* Written problem
Omit the images, then output each of the records below exactly.

* Material shown
<<<<

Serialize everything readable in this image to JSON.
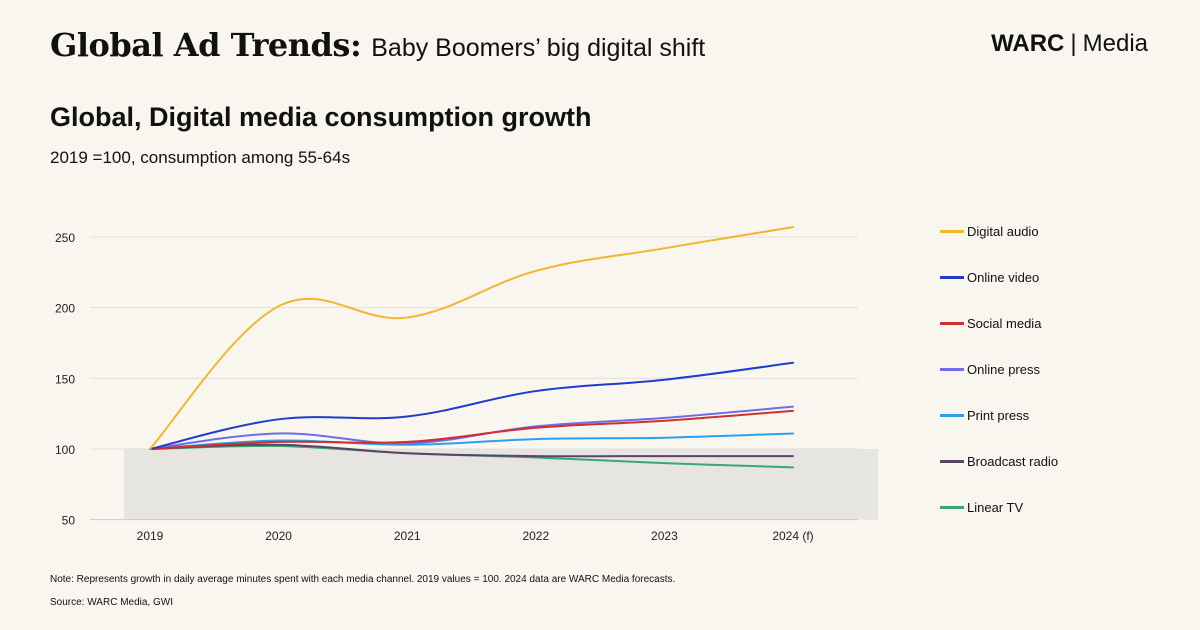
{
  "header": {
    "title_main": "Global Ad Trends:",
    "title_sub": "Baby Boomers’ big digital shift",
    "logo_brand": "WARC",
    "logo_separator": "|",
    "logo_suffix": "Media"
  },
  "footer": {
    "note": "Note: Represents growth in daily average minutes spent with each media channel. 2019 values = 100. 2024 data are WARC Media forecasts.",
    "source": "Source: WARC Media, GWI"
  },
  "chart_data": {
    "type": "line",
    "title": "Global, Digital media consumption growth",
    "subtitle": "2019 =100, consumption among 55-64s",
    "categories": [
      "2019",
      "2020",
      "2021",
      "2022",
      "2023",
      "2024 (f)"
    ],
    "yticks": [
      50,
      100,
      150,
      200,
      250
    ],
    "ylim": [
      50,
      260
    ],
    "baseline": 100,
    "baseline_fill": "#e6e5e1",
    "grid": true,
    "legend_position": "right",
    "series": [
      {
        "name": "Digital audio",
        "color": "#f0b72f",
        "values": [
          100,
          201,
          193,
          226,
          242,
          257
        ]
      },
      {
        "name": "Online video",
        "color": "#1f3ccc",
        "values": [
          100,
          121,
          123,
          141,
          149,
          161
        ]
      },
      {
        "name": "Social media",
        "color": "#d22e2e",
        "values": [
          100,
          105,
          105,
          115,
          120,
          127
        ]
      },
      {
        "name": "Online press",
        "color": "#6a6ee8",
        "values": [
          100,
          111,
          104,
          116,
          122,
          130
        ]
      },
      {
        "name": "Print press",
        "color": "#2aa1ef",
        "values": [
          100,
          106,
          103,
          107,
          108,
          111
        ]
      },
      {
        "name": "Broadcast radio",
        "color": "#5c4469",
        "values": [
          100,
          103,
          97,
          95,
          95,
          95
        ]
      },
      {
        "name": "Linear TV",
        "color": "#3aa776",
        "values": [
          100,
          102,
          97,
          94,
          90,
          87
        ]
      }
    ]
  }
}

>>>>

* Solution to the exercise
Serialize everything readable in this image to JSON.
{
  "header": {
    "title_main": "Global Ad Trends:",
    "title_sub": "Baby Boomers’ big digital shift",
    "logo_brand": "WARC",
    "logo_separator": "|",
    "logo_suffix": "Media"
  },
  "footer": {
    "note": "Note: Represents growth in daily average minutes spent with each media channel. 2019 values = 100. 2024 data are WARC Media forecasts.",
    "source": "Source: WARC Media, GWI"
  },
  "chart_data": {
    "type": "line",
    "title": "Global, Digital media consumption growth",
    "subtitle": "2019 =100, consumption among 55-64s",
    "categories": [
      "2019",
      "2020",
      "2021",
      "2022",
      "2023",
      "2024 (f)"
    ],
    "yticks": [
      50,
      100,
      150,
      200,
      250
    ],
    "ylim": [
      50,
      260
    ],
    "baseline": 100,
    "baseline_fill": "#e6e5e1",
    "grid": true,
    "legend_position": "right",
    "series": [
      {
        "name": "Digital audio",
        "color": "#f0b72f",
        "values": [
          100,
          201,
          193,
          226,
          242,
          257
        ]
      },
      {
        "name": "Online video",
        "color": "#1f3ccc",
        "values": [
          100,
          121,
          123,
          141,
          149,
          161
        ]
      },
      {
        "name": "Social media",
        "color": "#d22e2e",
        "values": [
          100,
          105,
          105,
          115,
          120,
          127
        ]
      },
      {
        "name": "Online press",
        "color": "#6a6ee8",
        "values": [
          100,
          111,
          104,
          116,
          122,
          130
        ]
      },
      {
        "name": "Print press",
        "color": "#2aa1ef",
        "values": [
          100,
          106,
          103,
          107,
          108,
          111
        ]
      },
      {
        "name": "Broadcast radio",
        "color": "#5c4469",
        "values": [
          100,
          103,
          97,
          95,
          95,
          95
        ]
      },
      {
        "name": "Linear TV",
        "color": "#3aa776",
        "values": [
          100,
          102,
          97,
          94,
          90,
          87
        ]
      }
    ]
  }
}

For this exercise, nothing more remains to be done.